Records —
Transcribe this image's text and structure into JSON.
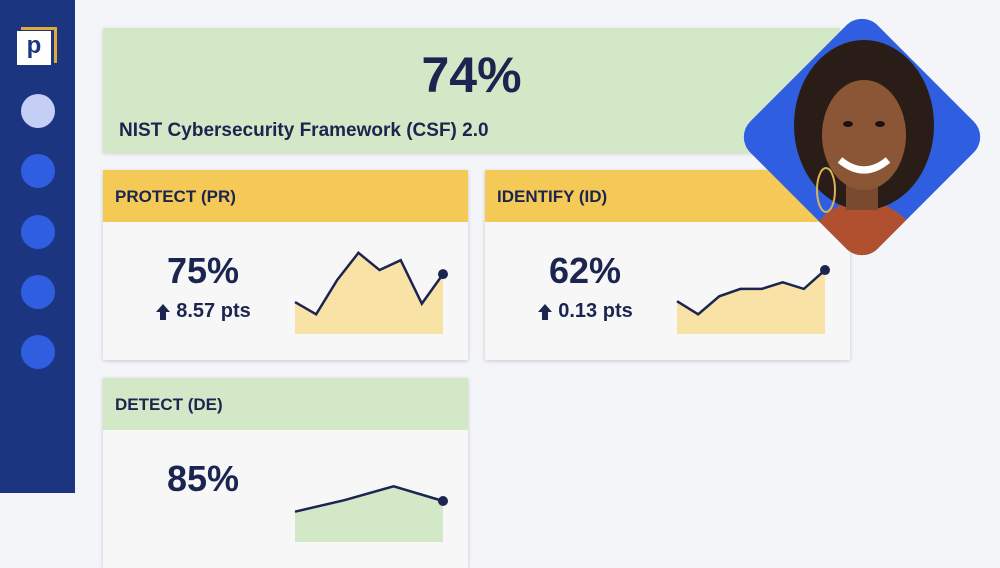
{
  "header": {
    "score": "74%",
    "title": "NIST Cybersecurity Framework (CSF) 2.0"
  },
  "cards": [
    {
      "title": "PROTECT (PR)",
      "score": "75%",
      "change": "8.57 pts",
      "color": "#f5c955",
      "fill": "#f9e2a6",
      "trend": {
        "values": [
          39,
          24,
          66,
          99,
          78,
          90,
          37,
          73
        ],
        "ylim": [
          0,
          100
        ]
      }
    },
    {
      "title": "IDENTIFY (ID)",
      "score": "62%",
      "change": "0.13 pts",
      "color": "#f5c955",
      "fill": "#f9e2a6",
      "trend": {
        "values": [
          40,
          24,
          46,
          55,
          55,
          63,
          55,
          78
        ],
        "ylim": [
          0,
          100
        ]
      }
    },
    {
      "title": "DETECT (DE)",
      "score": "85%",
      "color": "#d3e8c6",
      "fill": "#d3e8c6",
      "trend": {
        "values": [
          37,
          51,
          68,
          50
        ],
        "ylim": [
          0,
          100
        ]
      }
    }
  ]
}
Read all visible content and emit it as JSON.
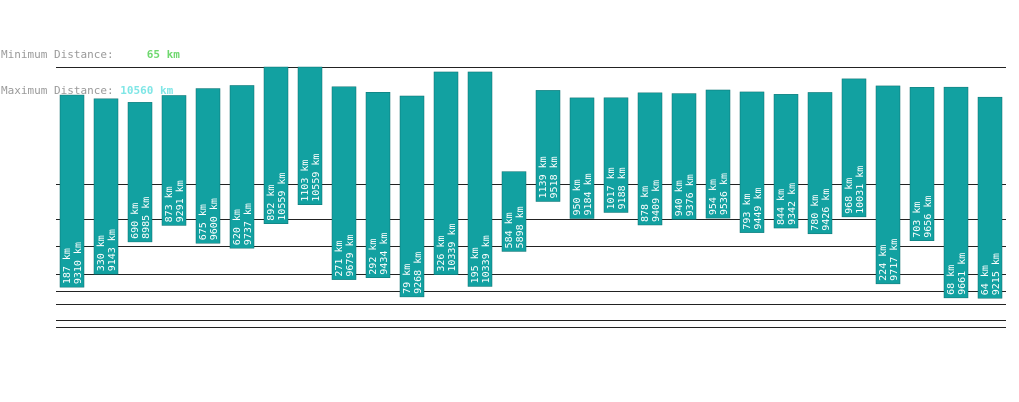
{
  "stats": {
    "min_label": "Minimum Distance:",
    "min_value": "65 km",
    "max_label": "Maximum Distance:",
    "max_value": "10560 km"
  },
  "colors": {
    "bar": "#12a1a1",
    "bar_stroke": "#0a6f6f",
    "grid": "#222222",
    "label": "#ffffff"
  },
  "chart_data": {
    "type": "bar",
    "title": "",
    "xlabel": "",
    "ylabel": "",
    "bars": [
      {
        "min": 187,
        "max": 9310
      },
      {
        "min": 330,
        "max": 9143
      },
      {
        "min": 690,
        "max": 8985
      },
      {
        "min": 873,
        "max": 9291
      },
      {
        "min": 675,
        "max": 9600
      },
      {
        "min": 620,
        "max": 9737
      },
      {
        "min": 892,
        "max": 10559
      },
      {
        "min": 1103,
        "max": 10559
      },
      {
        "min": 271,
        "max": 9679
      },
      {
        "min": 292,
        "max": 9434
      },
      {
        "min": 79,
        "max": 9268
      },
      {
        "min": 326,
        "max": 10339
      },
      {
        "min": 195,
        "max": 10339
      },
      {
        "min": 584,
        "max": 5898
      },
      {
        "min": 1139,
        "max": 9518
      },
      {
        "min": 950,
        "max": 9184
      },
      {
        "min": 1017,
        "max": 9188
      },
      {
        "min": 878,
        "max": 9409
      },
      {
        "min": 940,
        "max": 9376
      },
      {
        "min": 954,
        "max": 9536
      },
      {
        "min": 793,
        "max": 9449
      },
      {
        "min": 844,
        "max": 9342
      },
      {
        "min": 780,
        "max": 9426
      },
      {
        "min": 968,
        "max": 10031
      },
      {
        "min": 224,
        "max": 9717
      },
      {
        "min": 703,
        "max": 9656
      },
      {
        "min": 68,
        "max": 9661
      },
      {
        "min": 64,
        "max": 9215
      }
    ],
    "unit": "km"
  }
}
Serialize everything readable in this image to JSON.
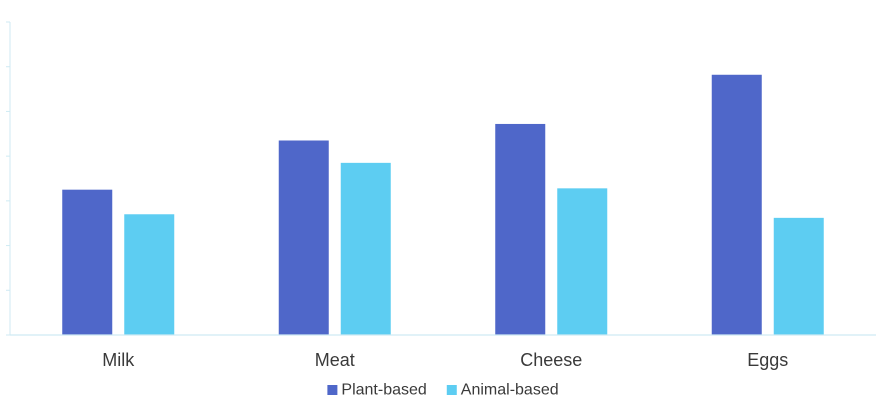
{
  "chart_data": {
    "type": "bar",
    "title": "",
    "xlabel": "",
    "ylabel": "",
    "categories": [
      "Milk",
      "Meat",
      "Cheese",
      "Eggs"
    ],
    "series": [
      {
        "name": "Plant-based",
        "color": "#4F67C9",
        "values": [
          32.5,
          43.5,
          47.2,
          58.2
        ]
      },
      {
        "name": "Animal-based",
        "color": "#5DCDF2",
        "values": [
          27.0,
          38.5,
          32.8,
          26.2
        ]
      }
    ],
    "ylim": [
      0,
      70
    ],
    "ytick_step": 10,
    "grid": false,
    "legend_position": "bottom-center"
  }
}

Exercise brief — Without the pictures, copy the material exactly as given.

The answer —
Transcribe this image's text and structure into JSON.
{
  "header": {
    "score": "74%",
    "title": "NIST Cybersecurity Framework (CSF) 2.0"
  },
  "cards": [
    {
      "title": "PROTECT (PR)",
      "score": "75%",
      "change": "8.57 pts",
      "color": "#f5c955",
      "fill": "#f9e2a6",
      "trend": {
        "values": [
          39,
          24,
          66,
          99,
          78,
          90,
          37,
          73
        ],
        "ylim": [
          0,
          100
        ]
      }
    },
    {
      "title": "IDENTIFY (ID)",
      "score": "62%",
      "change": "0.13 pts",
      "color": "#f5c955",
      "fill": "#f9e2a6",
      "trend": {
        "values": [
          40,
          24,
          46,
          55,
          55,
          63,
          55,
          78
        ],
        "ylim": [
          0,
          100
        ]
      }
    },
    {
      "title": "DETECT (DE)",
      "score": "85%",
      "color": "#d3e8c6",
      "fill": "#d3e8c6",
      "trend": {
        "values": [
          37,
          51,
          68,
          50
        ],
        "ylim": [
          0,
          100
        ]
      }
    }
  ]
}
Read all visible content and emit it as JSON.
{
  "stats": {
    "min_label": "Minimum Distance:",
    "min_value": "65 km",
    "max_label": "Maximum Distance:",
    "max_value": "10560 km"
  },
  "colors": {
    "bar": "#12a1a1",
    "bar_stroke": "#0a6f6f",
    "grid": "#222222",
    "label": "#ffffff"
  },
  "chart_data": {
    "type": "bar",
    "title": "",
    "xlabel": "",
    "ylabel": "",
    "bars": [
      {
        "min": 187,
        "max": 9310
      },
      {
        "min": 330,
        "max": 9143
      },
      {
        "min": 690,
        "max": 8985
      },
      {
        "min": 873,
        "max": 9291
      },
      {
        "min": 675,
        "max": 9600
      },
      {
        "min": 620,
        "max": 9737
      },
      {
        "min": 892,
        "max": 10559
      },
      {
        "min": 1103,
        "max": 10559
      },
      {
        "min": 271,
        "max": 9679
      },
      {
        "min": 292,
        "max": 9434
      },
      {
        "min": 79,
        "max": 9268
      },
      {
        "min": 326,
        "max": 10339
      },
      {
        "min": 195,
        "max": 10339
      },
      {
        "min": 584,
        "max": 5898
      },
      {
        "min": 1139,
        "max": 9518
      },
      {
        "min": 950,
        "max": 9184
      },
      {
        "min": 1017,
        "max": 9188
      },
      {
        "min": 878,
        "max": 9409
      },
      {
        "min": 940,
        "max": 9376
      },
      {
        "min": 954,
        "max": 9536
      },
      {
        "min": 793,
        "max": 9449
      },
      {
        "min": 844,
        "max": 9342
      },
      {
        "min": 780,
        "max": 9426
      },
      {
        "min": 968,
        "max": 10031
      },
      {
        "min": 224,
        "max": 9717
      },
      {
        "min": 703,
        "max": 9656
      },
      {
        "min": 68,
        "max": 9661
      },
      {
        "min": 64,
        "max": 9215
      }
    ],
    "unit": "km"
  }
}
Serialize everything readable in this image to JSON.
{
  "chart_data": {
    "type": "bar",
    "title": "",
    "xlabel": "",
    "ylabel": "",
    "categories": [
      "Milk",
      "Meat",
      "Cheese",
      "Eggs"
    ],
    "series": [
      {
        "name": "Plant-based",
        "color": "#4F67C9",
        "values": [
          32.5,
          43.5,
          47.2,
          58.2
        ]
      },
      {
        "name": "Animal-based",
        "color": "#5DCDF2",
        "values": [
          27.0,
          38.5,
          32.8,
          26.2
        ]
      }
    ],
    "ylim": [
      0,
      70
    ],
    "ytick_step": 10,
    "grid": false,
    "legend_position": "bottom-center"
  }
}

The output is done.